(Aim of the exercise)
Identify, in the records below, every line where the string "Cheaper" appears, and copy each such line.

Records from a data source
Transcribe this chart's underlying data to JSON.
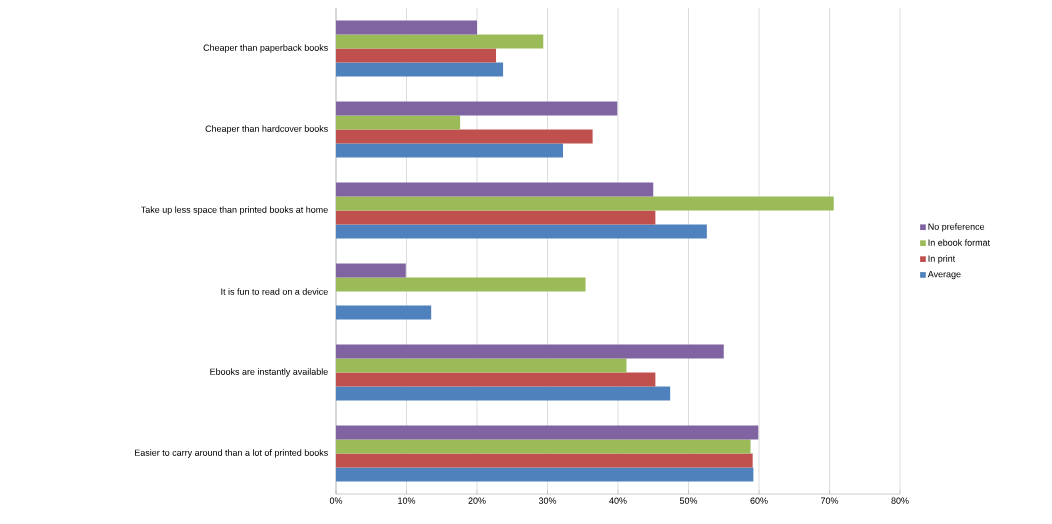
{
  "chart_data": {
    "type": "bar",
    "orientation": "horizontal",
    "categories": [
      "Cheaper than paperback books",
      "Cheaper than hardcover books",
      "Take up less space than printed books at home",
      "It is fun to read on a device",
      "Ebooks are instantly available",
      "Easier to carry around than a lot of printed books"
    ],
    "series": [
      {
        "name": "Average",
        "color": "#4f81bd",
        "values": [
          23.7,
          32.2,
          52.6,
          13.5,
          47.4,
          59.2
        ]
      },
      {
        "name": "In print",
        "color": "#c0504d",
        "values": [
          22.7,
          36.4,
          45.3,
          0,
          45.3,
          59.1
        ]
      },
      {
        "name": "In ebook format",
        "color": "#9bbb59",
        "values": [
          29.4,
          17.6,
          70.6,
          35.4,
          41.2,
          58.8
        ]
      },
      {
        "name": "No preference",
        "color": "#8064a2",
        "values": [
          20.0,
          39.9,
          45.0,
          9.9,
          55.0,
          59.9
        ]
      }
    ],
    "xlim": [
      0,
      80
    ],
    "xticks": [
      {
        "value": 0,
        "label": "0%"
      },
      {
        "value": 10,
        "label": "10%"
      },
      {
        "value": 20,
        "label": "20%"
      },
      {
        "value": 30,
        "label": "30%"
      },
      {
        "value": 40,
        "label": "40%"
      },
      {
        "value": 50,
        "label": "50%"
      },
      {
        "value": 60,
        "label": "60%"
      },
      {
        "value": 70,
        "label": "70%"
      },
      {
        "value": 80,
        "label": "80%"
      }
    ],
    "grid": "x",
    "legend": "right"
  }
}
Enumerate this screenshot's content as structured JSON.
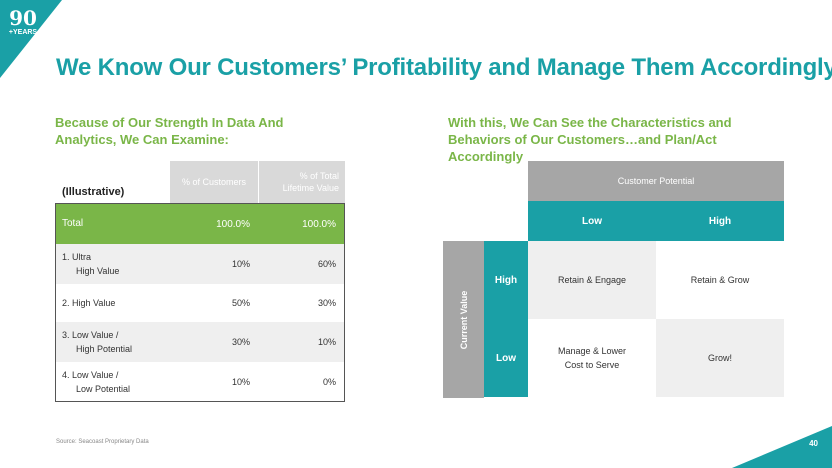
{
  "logo": {
    "number": "90",
    "label": "+YEARS"
  },
  "page_number": "40",
  "title": "We Know Our Customers’ Profitability and Manage Them Accordingly",
  "left_heading": [
    "Because of Our Strength In Data And",
    "Analytics, We Can Examine:"
  ],
  "right_heading": [
    "With this, We Can See the Characteristics and",
    "Behaviors of Our Customers…and Plan/Act Accordingly"
  ],
  "table": {
    "note": "(Illustrative)",
    "col1": "% of Customers",
    "col2": [
      "% of Total",
      "Lifetime Value"
    ],
    "total": {
      "label": "Total",
      "v1": "100.0%",
      "v2": "100.0%"
    },
    "rows": [
      {
        "label": [
          "1.  Ultra",
          "High Value"
        ],
        "v1": "10%",
        "v2": "60%"
      },
      {
        "label": [
          "2.  High Value"
        ],
        "v1": "50%",
        "v2": "30%"
      },
      {
        "label": [
          "3.  Low Value /",
          "High Potential"
        ],
        "v1": "30%",
        "v2": "10%"
      },
      {
        "label": [
          "4.  Low Value /",
          "Low Potential"
        ],
        "v1": "10%",
        "v2": "0%"
      }
    ]
  },
  "matrix": {
    "top_header": "Customer Potential",
    "cols": [
      "Low",
      "High"
    ],
    "side_header": "Current Value",
    "rows": [
      "High",
      "Low"
    ],
    "cells": [
      [
        "Retain & Engage",
        "Retain & Grow"
      ],
      [
        [
          "Manage & Lower",
          "Cost to Serve"
        ],
        "Grow!"
      ]
    ]
  },
  "source": "Source: Seacoast Proprietary Data",
  "colors": {
    "teal": "#1aa0a6",
    "green": "#7ab648",
    "gray": "#a6a6a6"
  }
}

(Answer to the exercise)
      "Cheaper than paperback books",
      "Cheaper than hardcover books",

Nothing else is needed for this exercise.